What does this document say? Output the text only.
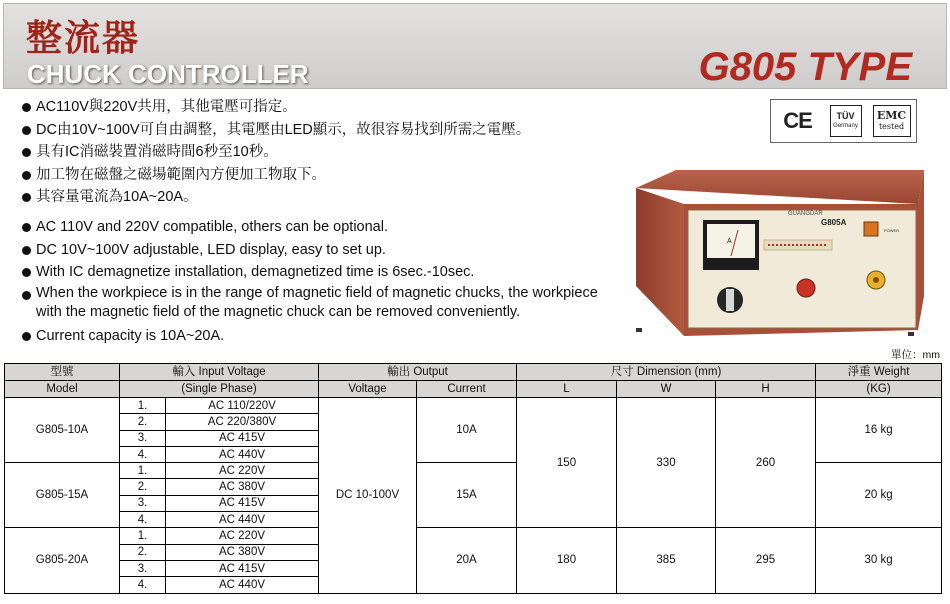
整流器
CHUCK CONTROLLER	G805 TYPE
AC110V與220V共用，其他電壓可指定。
DC由10V~100V可自由調整，其電壓由LED顯示，故很容易找到所需之電壓。
具有IC消磁裝置消磁時間6秒至10秒。
加工物在磁盤之磁場範圍內方便加工物取下。
其容量電流為10A~20A。
AC 110V and 220V compatible, others can be optional.
DC 10V~100V adjustable, LED display, easy to set up.
With IC demagnetize installation, demagnetized time is 6sec.-10sec.
When the workpiece is in the range of magnetic field of magnetic chucks, the workpiece with the magnetic field of the magnetic chuck can be removed conveniently.
Current capacity is 10A~20A.
CE	TÜV
Germany
EMC
tested
GUANGDAR
G805A
A
POWER
單位：mm
型號	輸入 Input Voltage		輸出 Output		尺寸 Dimension (mm)			淨重 Weight
Model	(Single Phase)		Voltage	Current	L	W	H	(KG)
G805-10A	1.	AC 110/220V	DC 10-100V	10A	150	330	260	16 kg
	2.	AC 220/380V						
	3.	AC 415V						
	4.	AC 440V						
G805-15A	1.	AC 220V		15A				20 kg
	2.	AC 380V						
	3.	AC 415V						
	4.	AC 440V						
G805-20A	1.	AC 220V		20A	180	385	295	30 kg
	2.	AC 380V						
	3.	AC 415V						
	4.	AC 440V						
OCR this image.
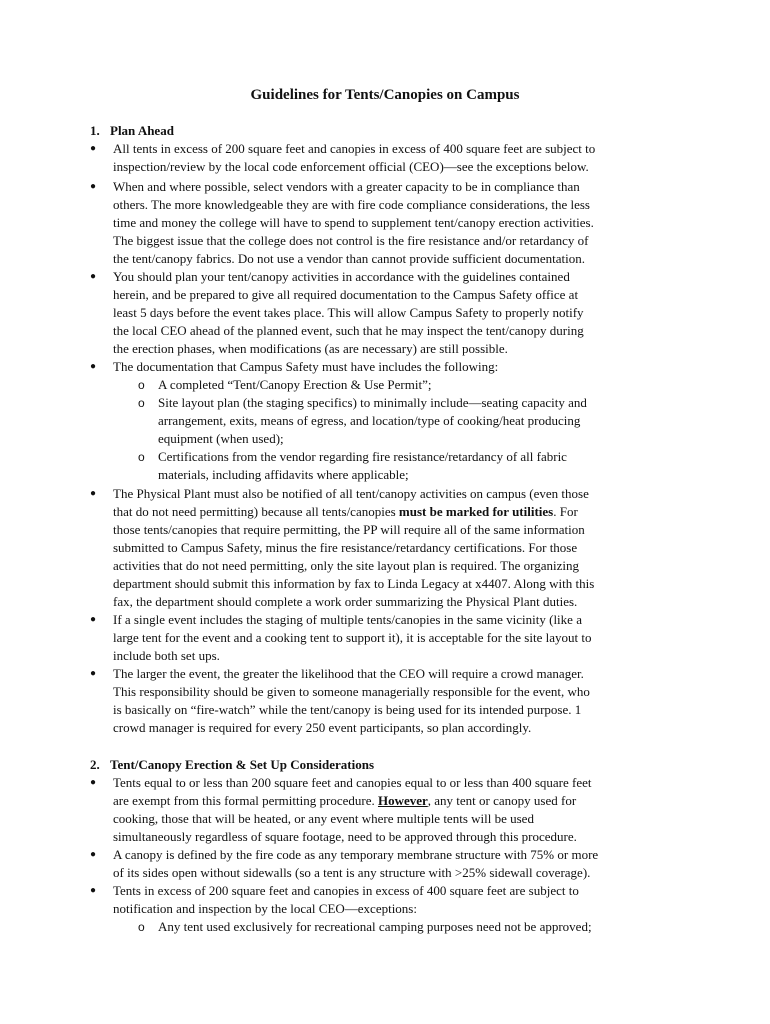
Guidelines for Tents/Canopies on Campus
1. Plan Ahead
● All tents in excess of 200 square feet and canopies in excess of 400 square feet are subject to
inspection/review by the local code enforcement official (CEO)—see the exceptions below.
● When and where possible, select vendors with a greater capacity to be in compliance than
others. The more knowledgeable they are with fire code compliance considerations, the less
time and money the college will have to spend to supplement tent/canopy erection activities.
The biggest issue that the college does not control is the fire resistance and/or retardancy of
the tent/canopy fabrics. Do not use a vendor than cannot provide sufficient documentation.
● You should plan your tent/canopy activities in accordance with the guidelines contained
herein, and be prepared to give all required documentation to the Campus Safety office at
least 5 days before the event takes place. This will allow Campus Safety to properly notify
the local CEO ahead of the planned event, such that he may inspect the tent/canopy during
the erection phases, when modifications (as are necessary) are still possible.
● The documentation that Campus Safety must have includes the following:
o A completed “Tent/Canopy Erection & Use Permit”;
o Site layout plan (the staging specifics) to minimally include—seating capacity and
arrangement, exits, means of egress, and location/type of cooking/heat producing
equipment (when used);
o Certifications from the vendor regarding fire resistance/retardancy of all fabric
materials, including affidavits where applicable;
● The Physical Plant must also be notified of all tent/canopy activities on campus (even those
that do not need permitting) because all tents/canopies must be marked for utilities. For
those tents/canopies that require permitting, the PP will require all of the same information
submitted to Campus Safety, minus the fire resistance/retardancy certifications. For those
activities that do not need permitting, only the site layout plan is required. The organizing
department should submit this information by fax to Linda Legacy at x4407. Along with this
fax, the department should complete a work order summarizing the Physical Plant duties.
● If a single event includes the staging of multiple tents/canopies in the same vicinity (like a
large tent for the event and a cooking tent to support it), it is acceptable for the site layout to
include both set ups.
● The larger the event, the greater the likelihood that the CEO will require a crowd manager.
This responsibility should be given to someone managerially responsible for the event, who
is basically on “fire-watch” while the tent/canopy is being used for its intended purpose. 1
crowd manager is required for every 250 event participants, so plan accordingly.
2. Tent/Canopy Erection & Set Up Considerations
● Tents equal to or less than 200 square feet and canopies equal to or less than 400 square feet
are exempt from this formal permitting procedure. However, any tent or canopy used for
cooking, those that will be heated, or any event where multiple tents will be used
simultaneously regardless of square footage, need to be approved through this procedure.
● A canopy is defined by the fire code as any temporary membrane structure with 75% or more
of its sides open without sidewalls (so a tent is any structure with >25% sidewall coverage).
● Tents in excess of 200 square feet and canopies in excess of 400 square feet are subject to
notification and inspection by the local CEO—exceptions:
o Any tent used exclusively for recreational camping purposes need not be approved;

◆ ◆ ◆ ◆ ◆

Leave out the pictures and restate everything else word for word.

What does this document say? Output the text only.
整流器
CHUCK CONTROLLER	G805 TYPE
AC110V與220V共用，其他電壓可指定。
DC由10V~100V可自由調整，其電壓由LED顯示，故很容易找到所需之電壓。
具有IC消磁裝置消磁時間6秒至10秒。
加工物在磁盤之磁場範圍內方便加工物取下。
其容量電流為10A~20A。
AC 110V and 220V compatible, others can be optional.
DC 10V~100V adjustable, LED display, easy to set up.
With IC demagnetize installation, demagnetized time is 6sec.-10sec.
When the workpiece is in the range of magnetic field of magnetic chucks, the workpiece with the magnetic field of the magnetic chuck can be removed conveniently.
Current capacity is 10A~20A.
CE	TÜV
Germany
EMC
tested
GUANGDAR
G805A
A
POWER
單位：mm
型號	輸入 Input Voltage		輸出 Output		尺寸 Dimension (mm)			淨重 Weight
Model	(Single Phase)		Voltage	Current	L	W	H	(KG)
G805-10A	1.	AC 110/220V	DC 10-100V	10A	150	330	260	16 kg
	2.	AC 220/380V						
	3.	AC 415V						
	4.	AC 440V						
G805-15A	1.	AC 220V		15A				20 kg
	2.	AC 380V						
	3.	AC 415V						
	4.	AC 440V						
G805-20A	1.	AC 220V		20A	180	385	295	30 kg
	2.	AC 380V						
	3.	AC 415V						
	4.	AC 440V						
OCR this image.
Guidelines for Tents/Canopies on Campus
1. Plan Ahead
● All tents in excess of 200 square feet and canopies in excess of 400 square feet are subject to
inspection/review by the local code enforcement official (CEO)—see the exceptions below.
● When and where possible, select vendors with a greater capacity to be in compliance than
others. The more knowledgeable they are with fire code compliance considerations, the less
time and money the college will have to spend to supplement tent/canopy erection activities.
The biggest issue that the college does not control is the fire resistance and/or retardancy of
the tent/canopy fabrics. Do not use a vendor than cannot provide sufficient documentation.
● You should plan your tent/canopy activities in accordance with the guidelines contained
herein, and be prepared to give all required documentation to the Campus Safety office at
least 5 days before the event takes place. This will allow Campus Safety to properly notify
the local CEO ahead of the planned event, such that he may inspect the tent/canopy during
the erection phases, when modifications (as are necessary) are still possible.
● The documentation that Campus Safety must have includes the following:
o A completed “Tent/Canopy Erection & Use Permit”;
o Site layout plan (the staging specifics) to minimally include—seating capacity and
arrangement, exits, means of egress, and location/type of cooking/heat producing
equipment (when used);
o Certifications from the vendor regarding fire resistance/retardancy of all fabric
materials, including affidavits where applicable;
● The Physical Plant must also be notified of all tent/canopy activities on campus (even those
that do not need permitting) because all tents/canopies must be marked for utilities. For
those tents/canopies that require permitting, the PP will require all of the same information
submitted to Campus Safety, minus the fire resistance/retardancy certifications. For those
activities that do not need permitting, only the site layout plan is required. The organizing
department should submit this information by fax to Linda Legacy at x4407. Along with this
fax, the department should complete a work order summarizing the Physical Plant duties.
● If a single event includes the staging of multiple tents/canopies in the same vicinity (like a
large tent for the event and a cooking tent to support it), it is acceptable for the site layout to
include both set ups.
● The larger the event, the greater the likelihood that the CEO will require a crowd manager.
This responsibility should be given to someone managerially responsible for the event, who
is basically on “fire-watch” while the tent/canopy is being used for its intended purpose. 1
crowd manager is required for every 250 event participants, so plan accordingly.
2. Tent/Canopy Erection & Set Up Considerations
● Tents equal to or less than 200 square feet and canopies equal to or less than 400 square feet
are exempt from this formal permitting procedure. However, any tent or canopy used for
cooking, those that will be heated, or any event where multiple tents will be used
simultaneously regardless of square footage, need to be approved through this procedure.
● A canopy is defined by the fire code as any temporary membrane structure with 75% or more
of its sides open without sidewalls (so a tent is any structure with >25% sidewall coverage).
● Tents in excess of 200 square feet and canopies in excess of 400 square feet are subject to
notification and inspection by the local CEO—exceptions:
o Any tent used exclusively for recreational camping purposes need not be approved;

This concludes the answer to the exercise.